--- start PROVIDED MATERIAL ---
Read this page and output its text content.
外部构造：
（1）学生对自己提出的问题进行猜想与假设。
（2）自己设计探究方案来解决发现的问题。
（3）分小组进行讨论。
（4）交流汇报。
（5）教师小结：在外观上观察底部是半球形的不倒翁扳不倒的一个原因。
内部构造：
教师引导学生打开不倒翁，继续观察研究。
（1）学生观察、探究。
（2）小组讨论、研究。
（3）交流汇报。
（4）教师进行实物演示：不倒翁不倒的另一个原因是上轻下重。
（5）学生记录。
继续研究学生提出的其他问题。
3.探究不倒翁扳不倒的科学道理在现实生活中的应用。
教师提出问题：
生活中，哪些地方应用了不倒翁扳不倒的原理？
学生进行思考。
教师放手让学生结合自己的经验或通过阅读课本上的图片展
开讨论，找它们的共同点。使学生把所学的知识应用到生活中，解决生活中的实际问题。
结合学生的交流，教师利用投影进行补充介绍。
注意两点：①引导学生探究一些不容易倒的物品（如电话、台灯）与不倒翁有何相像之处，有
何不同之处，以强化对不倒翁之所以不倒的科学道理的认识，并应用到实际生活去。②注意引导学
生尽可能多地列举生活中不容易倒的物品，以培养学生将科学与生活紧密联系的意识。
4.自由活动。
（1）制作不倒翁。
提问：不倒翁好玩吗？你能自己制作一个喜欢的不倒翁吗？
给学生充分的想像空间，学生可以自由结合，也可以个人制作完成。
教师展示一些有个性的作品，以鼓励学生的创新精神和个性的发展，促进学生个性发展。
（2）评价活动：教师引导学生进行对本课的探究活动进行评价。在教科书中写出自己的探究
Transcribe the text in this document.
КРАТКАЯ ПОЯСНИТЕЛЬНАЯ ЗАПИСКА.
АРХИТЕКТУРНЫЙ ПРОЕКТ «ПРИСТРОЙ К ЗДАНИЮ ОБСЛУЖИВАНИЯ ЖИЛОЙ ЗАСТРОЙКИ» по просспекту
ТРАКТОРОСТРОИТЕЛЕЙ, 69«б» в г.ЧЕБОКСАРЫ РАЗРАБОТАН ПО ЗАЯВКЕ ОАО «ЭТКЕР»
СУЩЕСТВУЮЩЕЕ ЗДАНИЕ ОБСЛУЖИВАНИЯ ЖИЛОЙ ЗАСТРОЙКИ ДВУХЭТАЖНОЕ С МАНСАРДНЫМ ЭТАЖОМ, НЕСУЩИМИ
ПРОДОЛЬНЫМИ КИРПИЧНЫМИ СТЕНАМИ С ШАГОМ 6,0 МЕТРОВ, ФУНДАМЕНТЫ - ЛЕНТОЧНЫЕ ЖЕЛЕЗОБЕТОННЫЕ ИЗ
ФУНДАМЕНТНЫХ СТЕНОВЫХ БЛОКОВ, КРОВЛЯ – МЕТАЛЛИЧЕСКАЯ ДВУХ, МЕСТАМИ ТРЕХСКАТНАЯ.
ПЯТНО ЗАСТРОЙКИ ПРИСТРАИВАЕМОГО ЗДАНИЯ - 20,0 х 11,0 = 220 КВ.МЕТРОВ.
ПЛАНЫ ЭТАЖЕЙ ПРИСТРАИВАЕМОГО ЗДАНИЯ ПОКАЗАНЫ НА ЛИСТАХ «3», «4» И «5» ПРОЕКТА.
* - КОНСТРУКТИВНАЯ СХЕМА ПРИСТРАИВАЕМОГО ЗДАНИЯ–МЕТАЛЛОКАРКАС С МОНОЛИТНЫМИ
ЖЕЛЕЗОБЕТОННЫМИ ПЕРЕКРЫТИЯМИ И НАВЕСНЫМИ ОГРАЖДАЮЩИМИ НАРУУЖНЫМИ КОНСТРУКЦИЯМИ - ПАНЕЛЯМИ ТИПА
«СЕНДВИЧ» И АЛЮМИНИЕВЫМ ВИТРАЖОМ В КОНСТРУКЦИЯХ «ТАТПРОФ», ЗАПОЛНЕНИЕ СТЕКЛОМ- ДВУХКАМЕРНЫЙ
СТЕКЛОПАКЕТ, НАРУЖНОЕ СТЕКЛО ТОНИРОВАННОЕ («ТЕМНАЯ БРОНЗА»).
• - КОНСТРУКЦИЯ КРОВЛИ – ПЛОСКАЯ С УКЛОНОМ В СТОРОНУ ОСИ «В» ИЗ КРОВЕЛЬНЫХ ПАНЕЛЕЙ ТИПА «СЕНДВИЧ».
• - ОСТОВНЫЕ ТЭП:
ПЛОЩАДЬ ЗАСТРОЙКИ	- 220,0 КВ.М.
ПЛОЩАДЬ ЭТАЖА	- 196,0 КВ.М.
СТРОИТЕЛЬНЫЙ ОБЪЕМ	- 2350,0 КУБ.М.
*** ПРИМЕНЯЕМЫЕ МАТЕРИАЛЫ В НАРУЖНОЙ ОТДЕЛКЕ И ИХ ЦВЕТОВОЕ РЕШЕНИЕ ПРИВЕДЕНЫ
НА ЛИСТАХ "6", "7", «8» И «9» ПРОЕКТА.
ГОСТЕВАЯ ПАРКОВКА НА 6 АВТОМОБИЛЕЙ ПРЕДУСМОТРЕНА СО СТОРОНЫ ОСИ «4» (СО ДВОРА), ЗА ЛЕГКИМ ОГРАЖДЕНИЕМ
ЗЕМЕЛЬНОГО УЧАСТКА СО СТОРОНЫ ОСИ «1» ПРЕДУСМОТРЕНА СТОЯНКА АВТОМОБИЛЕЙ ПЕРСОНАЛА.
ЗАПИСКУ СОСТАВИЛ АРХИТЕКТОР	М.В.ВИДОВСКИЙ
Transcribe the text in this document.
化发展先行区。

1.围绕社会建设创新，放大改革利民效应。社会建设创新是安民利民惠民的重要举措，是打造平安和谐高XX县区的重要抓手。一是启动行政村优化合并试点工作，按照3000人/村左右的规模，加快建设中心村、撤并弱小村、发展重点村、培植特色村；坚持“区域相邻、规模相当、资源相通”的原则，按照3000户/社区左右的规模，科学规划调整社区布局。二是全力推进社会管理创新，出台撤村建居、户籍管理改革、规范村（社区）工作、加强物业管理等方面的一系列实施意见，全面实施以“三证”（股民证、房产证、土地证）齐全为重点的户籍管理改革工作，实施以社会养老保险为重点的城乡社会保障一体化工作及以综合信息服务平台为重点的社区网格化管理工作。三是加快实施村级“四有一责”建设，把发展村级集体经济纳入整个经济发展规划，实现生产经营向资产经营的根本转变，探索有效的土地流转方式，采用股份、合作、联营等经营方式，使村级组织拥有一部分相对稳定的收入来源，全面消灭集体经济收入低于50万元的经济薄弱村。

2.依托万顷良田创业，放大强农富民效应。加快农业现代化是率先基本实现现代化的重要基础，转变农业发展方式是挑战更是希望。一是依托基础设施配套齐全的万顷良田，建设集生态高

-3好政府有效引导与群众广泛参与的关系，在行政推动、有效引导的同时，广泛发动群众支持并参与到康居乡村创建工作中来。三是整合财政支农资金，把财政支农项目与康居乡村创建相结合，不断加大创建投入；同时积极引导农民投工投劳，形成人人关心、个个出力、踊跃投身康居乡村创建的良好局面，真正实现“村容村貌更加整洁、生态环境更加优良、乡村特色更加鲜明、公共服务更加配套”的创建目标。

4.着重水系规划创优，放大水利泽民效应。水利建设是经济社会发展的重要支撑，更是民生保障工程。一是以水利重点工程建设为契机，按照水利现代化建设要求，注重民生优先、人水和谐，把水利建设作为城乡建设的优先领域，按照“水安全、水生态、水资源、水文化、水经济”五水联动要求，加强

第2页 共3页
--- end PROVIDED MATERIAL ---
▶ **AIM OF THE TASK**: Write the listing out again, exactly as it reads.

▶ **RESULT FOR THIS EXERCISE**:
Read this page and output its text content.
外部构造：
（1）学生对自己提出的问题进行猜想与假设。
（2）自己设计探究方案来解决发现的问题。
（3）分小组进行讨论。
（4）交流汇报。
（5）教师小结：在外观上观察底部是半球形的不倒翁扳不倒的一个原因。
内部构造：
教师引导学生打开不倒翁，继续观察研究。
（1）学生观察、探究。
（2）小组讨论、研究。
（3）交流汇报。
（4）教师进行实物演示：不倒翁不倒的另一个原因是上轻下重。
（5）学生记录。
继续研究学生提出的其他问题。
3.探究不倒翁扳不倒的科学道理在现实生活中的应用。
教师提出问题：
生活中，哪些地方应用了不倒翁扳不倒的原理？
学生进行思考。
教师放手让学生结合自己的经验或通过阅读课本上的图片展
开讨论，找它们的共同点。使学生把所学的知识应用到生活中，解决生活中的实际问题。
结合学生的交流，教师利用投影进行补充介绍。
注意两点：①引导学生探究一些不容易倒的物品（如电话、台灯）与不倒翁有何相像之处，有
何不同之处，以强化对不倒翁之所以不倒的科学道理的认识，并应用到实际生活去。②注意引导学
生尽可能多地列举生活中不容易倒的物品，以培养学生将科学与生活紧密联系的意识。
4.自由活动。
（1）制作不倒翁。
提问：不倒翁好玩吗？你能自己制作一个喜欢的不倒翁吗？
给学生充分的想像空间，学生可以自由结合，也可以个人制作完成。
教师展示一些有个性的作品，以鼓励学生的创新精神和个性的发展，促进学生个性发展。
（2）评价活动：教师引导学生进行对本课的探究活动进行评价。在教科书中写出自己的探究
Transcribe the text in this document.
КРАТКАЯ ПОЯСНИТЕЛЬНАЯ ЗАПИСКА.
АРХИТЕКТУРНЫЙ ПРОЕКТ «ПРИСТРОЙ К ЗДАНИЮ ОБСЛУЖИВАНИЯ ЖИЛОЙ ЗАСТРОЙКИ» по просспекту
ТРАКТОРОСТРОИТЕЛЕЙ, 69«б» в г.ЧЕБОКСАРЫ РАЗРАБОТАН ПО ЗАЯВКЕ ОАО «ЭТКЕР»
СУЩЕСТВУЮЩЕЕ ЗДАНИЕ ОБСЛУЖИВАНИЯ ЖИЛОЙ ЗАСТРОЙКИ ДВУХЭТАЖНОЕ С МАНСАРДНЫМ ЭТАЖОМ, НЕСУЩИМИ
ПРОДОЛЬНЫМИ КИРПИЧНЫМИ СТЕНАМИ С ШАГОМ 6,0 МЕТРОВ, ФУНДАМЕНТЫ - ЛЕНТОЧНЫЕ ЖЕЛЕЗОБЕТОННЫЕ ИЗ
ФУНДАМЕНТНЫХ СТЕНОВЫХ БЛОКОВ, КРОВЛЯ – МЕТАЛЛИЧЕСКАЯ ДВУХ, МЕСТАМИ ТРЕХСКАТНАЯ.
ПЯТНО ЗАСТРОЙКИ ПРИСТРАИВАЕМОГО ЗДАНИЯ - 20,0 х 11,0 = 220 КВ.МЕТРОВ.
ПЛАНЫ ЭТАЖЕЙ ПРИСТРАИВАЕМОГО ЗДАНИЯ ПОКАЗАНЫ НА ЛИСТАХ «3», «4» И «5» ПРОЕКТА.
* - КОНСТРУКТИВНАЯ СХЕМА ПРИСТРАИВАЕМОГО ЗДАНИЯ–МЕТАЛЛОКАРКАС С МОНОЛИТНЫМИ
ЖЕЛЕЗОБЕТОННЫМИ ПЕРЕКРЫТИЯМИ И НАВЕСНЫМИ ОГРАЖДАЮЩИМИ НАРУУЖНЫМИ КОНСТРУКЦИЯМИ - ПАНЕЛЯМИ ТИПА
«СЕНДВИЧ» И АЛЮМИНИЕВЫМ ВИТРАЖОМ В КОНСТРУКЦИЯХ «ТАТПРОФ», ЗАПОЛНЕНИЕ СТЕКЛОМ- ДВУХКАМЕРНЫЙ
СТЕКЛОПАКЕТ, НАРУЖНОЕ СТЕКЛО ТОНИРОВАННОЕ («ТЕМНАЯ БРОНЗА»).
• - КОНСТРУКЦИЯ КРОВЛИ – ПЛОСКАЯ С УКЛОНОМ В СТОРОНУ ОСИ «В» ИЗ КРОВЕЛЬНЫХ ПАНЕЛЕЙ ТИПА «СЕНДВИЧ».
• - ОСТОВНЫЕ ТЭП:
ПЛОЩАДЬ ЗАСТРОЙКИ	- 220,0 КВ.М.
ПЛОЩАДЬ ЭТАЖА	- 196,0 КВ.М.
СТРОИТЕЛЬНЫЙ ОБЪЕМ	- 2350,0 КУБ.М.
*** ПРИМЕНЯЕМЫЕ МАТЕРИАЛЫ В НАРУЖНОЙ ОТДЕЛКЕ И ИХ ЦВЕТОВОЕ РЕШЕНИЕ ПРИВЕДЕНЫ
НА ЛИСТАХ "6", "7", «8» И «9» ПРОЕКТА.
ГОСТЕВАЯ ПАРКОВКА НА 6 АВТОМОБИЛЕЙ ПРЕДУСМОТРЕНА СО СТОРОНЫ ОСИ «4» (СО ДВОРА), ЗА ЛЕГКИМ ОГРАЖДЕНИЕМ
ЗЕМЕЛЬНОГО УЧАСТКА СО СТОРОНЫ ОСИ «1» ПРЕДУСМОТРЕНА СТОЯНКА АВТОМОБИЛЕЙ ПЕРСОНАЛА.
ЗАПИСКУ СОСТАВИЛ АРХИТЕКТОР	М.В.ВИДОВСКИЙ
Transcribe the text in this document.
化发展先行区。

1.围绕社会建设创新，放大改革利民效应。社会建设创新是安民利民惠民的重要举措，是打造平安和谐高XX县区的重要抓手。一是启动行政村优化合并试点工作，按照3000人/村左右的规模，加快建设中心村、撤并弱小村、发展重点村、培植特色村；坚持“区域相邻、规模相当、资源相通”的原则，按照3000户/社区左右的规模，科学规划调整社区布局。二是全力推进社会管理创新，出台撤村建居、户籍管理改革、规范村（社区）工作、加强物业管理等方面的一系列实施意见，全面实施以“三证”（股民证、房产证、土地证）齐全为重点的户籍管理改革工作，实施以社会养老保险为重点的城乡社会保障一体化工作及以综合信息服务平台为重点的社区网格化管理工作。三是加快实施村级“四有一责”建设，把发展村级集体经济纳入整个经济发展规划，实现生产经营向资产经营的根本转变，探索有效的土地流转方式，采用股份、合作、联营等经营方式，使村级组织拥有一部分相对稳定的收入来源，全面消灭集体经济收入低于50万元的经济薄弱村。

2.依托万顷良田创业，放大强农富民效应。加快农业现代化是率先基本实现现代化的重要基础，转变农业发展方式是挑战更是希望。一是依托基础设施配套齐全的万顷良田，建设集生态高

-3好政府有效引导与群众广泛参与的关系，在行政推动、有效引导的同时，广泛发动群众支持并参与到康居乡村创建工作中来。三是整合财政支农资金，把财政支农项目与康居乡村创建相结合，不断加大创建投入；同时积极引导农民投工投劳，形成人人关心、个个出力、踊跃投身康居乡村创建的良好局面，真正实现“村容村貌更加整洁、生态环境更加优良、乡村特色更加鲜明、公共服务更加配套”的创建目标。

4.着重水系规划创优，放大水利泽民效应。水利建设是经济社会发展的重要支撑，更是民生保障工程。一是以水利重点工程建设为契机，按照水利现代化建设要求，注重民生优先、人水和谐，把水利建设作为城乡建设的优先领域，按照“水安全、水生态、水资源、水文化、水经济”五水联动要求，加强

第2页 共3页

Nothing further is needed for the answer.